▸ **TASK**:
Work out the number of lines with "如图所示" in them. Reply with that number and no other words.

----- DATA FOR THIS EXERCISE -----

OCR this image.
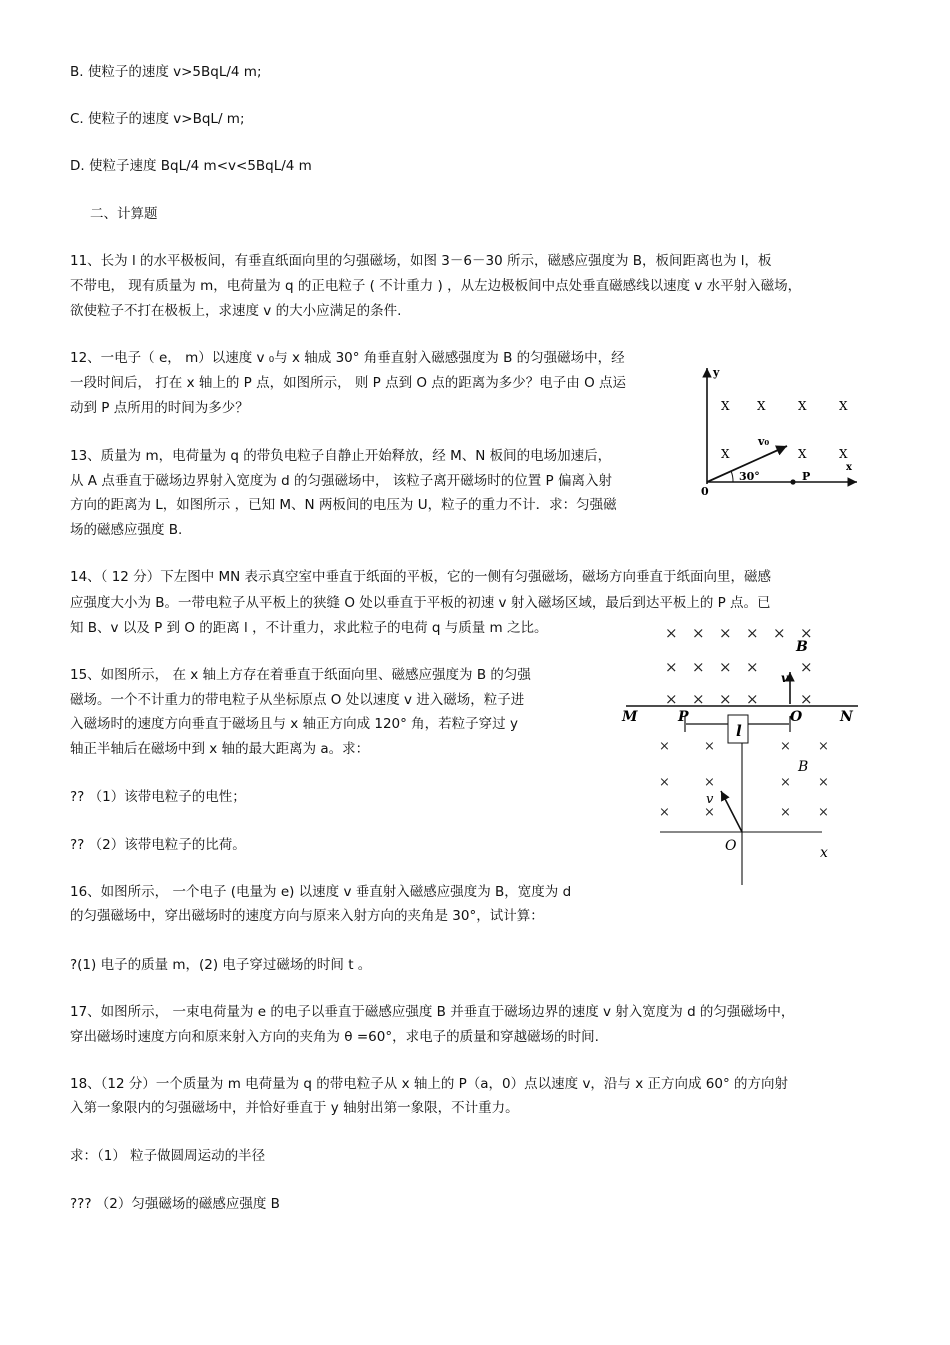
B. 使粒子的速度 v>5BqL/4 m;
C. 使粒子的速度 v>BqL/ m;
D. 使粒子速度 BqL/4 m<v<5BqL/4 m
二、计算题
11、长为 l 的水平极板间，有垂直纸面向里的匀强磁场，如图 3－6－30 所示，磁感应强度为 B，板间距离也为 l，板
不带电， 现有质量为 m，电荷量为 q 的正电粒子 ( 不计重力 ) ，从左边极板间中点处垂直磁感线以速度 v 水平射入磁场，
欲使粒子不打在极板上，求速度 v 的大小应满足的条件.
12、一电子（ e， m）以速度 v ₀与 x 轴成 30° 角垂直射入磁感强度为 B 的匀强磁场中，经
一段时间后， 打在 x 轴上的 P 点，如图所示， 则 P 点到 O 点的距离为多少？电子由 O 点运
动到 P 点所用的时间为多少？
13、质量为 m，电荷量为 q 的带负电粒子自静止开始释放，经 M、N 板间的电场加速后，
从 A 点垂直于磁场边界射入宽度为 d 的匀强磁场中， 该粒子离开磁场时的位置 P 偏离入射
方向的距离为 L，如图所示 ，已知 M、N 两板间的电压为 U，粒子的重力不计．求：匀强磁
场的磁感应强度 B.
14、（ 12 分）下左图中 MN 表示真空室中垂直于纸面的平板，它的一侧有匀强磁场，磁场方向垂直于纸面向里，磁感
应强度大小为 B。一带电粒子从平板上的狭缝 O 处以垂直于平板的初速 v 射入磁场区域，最后到达平板上的 P 点。已
知 B、v 以及 P 到 O 的距离 l ，不计重力，求此粒子的电荷 q 与质量 m 之比。
15、如图所示， 在 x 轴上方存在着垂直于纸面向里、磁感应强度为 B 的匀强
磁场。一个不计重力的带电粒子从坐标原点 O 处以速度 v 进入磁场，粒子进
入磁场时的速度方向垂直于磁场且与 x 轴正方向成 120° 角，若粒子穿过 y
轴正半轴后在磁场中到 x 轴的最大距离为 a。求：
?? （1）该带电粒子的电性；
?? （2）该带电粒子的比荷。
16、如图所示， 一个电子 (电量为 e) 以速度 v 垂直射入磁感应强度为 B，宽度为 d
的匀强磁场中，穿出磁场时的速度方向与原来入射方向的夹角是 30°，试计算：
?(1) 电子的质量 m，(2) 电子穿过磁场的时间 t 。
17、如图所示， 一束电荷量为 e 的电子以垂直于磁感应强度 B 并垂直于磁场边界的速度 v 射入宽度为 d 的匀强磁场中，
穿出磁场时速度方向和原来射入方向的夹角为 θ =60°，求电子的质量和穿越磁场的时间.
18、（12 分）一个质量为 m 电荷量为 q 的带电粒子从 x 轴上的 P（a，0）点以速度 v，沿与 x 正方向成 60° 的方向射
入第一象限内的匀强磁场中，并恰好垂直于 y 轴射出第一象限，不计重力。
求：（1） 粒子做圆周运动的半径
??? （2）匀强磁场的磁感应强度 B
y
x
0
v₀
30°	P
X X	X	X
X	X	X
× × × × × ×
× × × ×	×
× × × ×	×
B
v
M	N
P	O
l
×	×	× ×
×	×	× ×
×	×	× ×
B
v
O	x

-----

▸ **TASK OUTPUT**:
5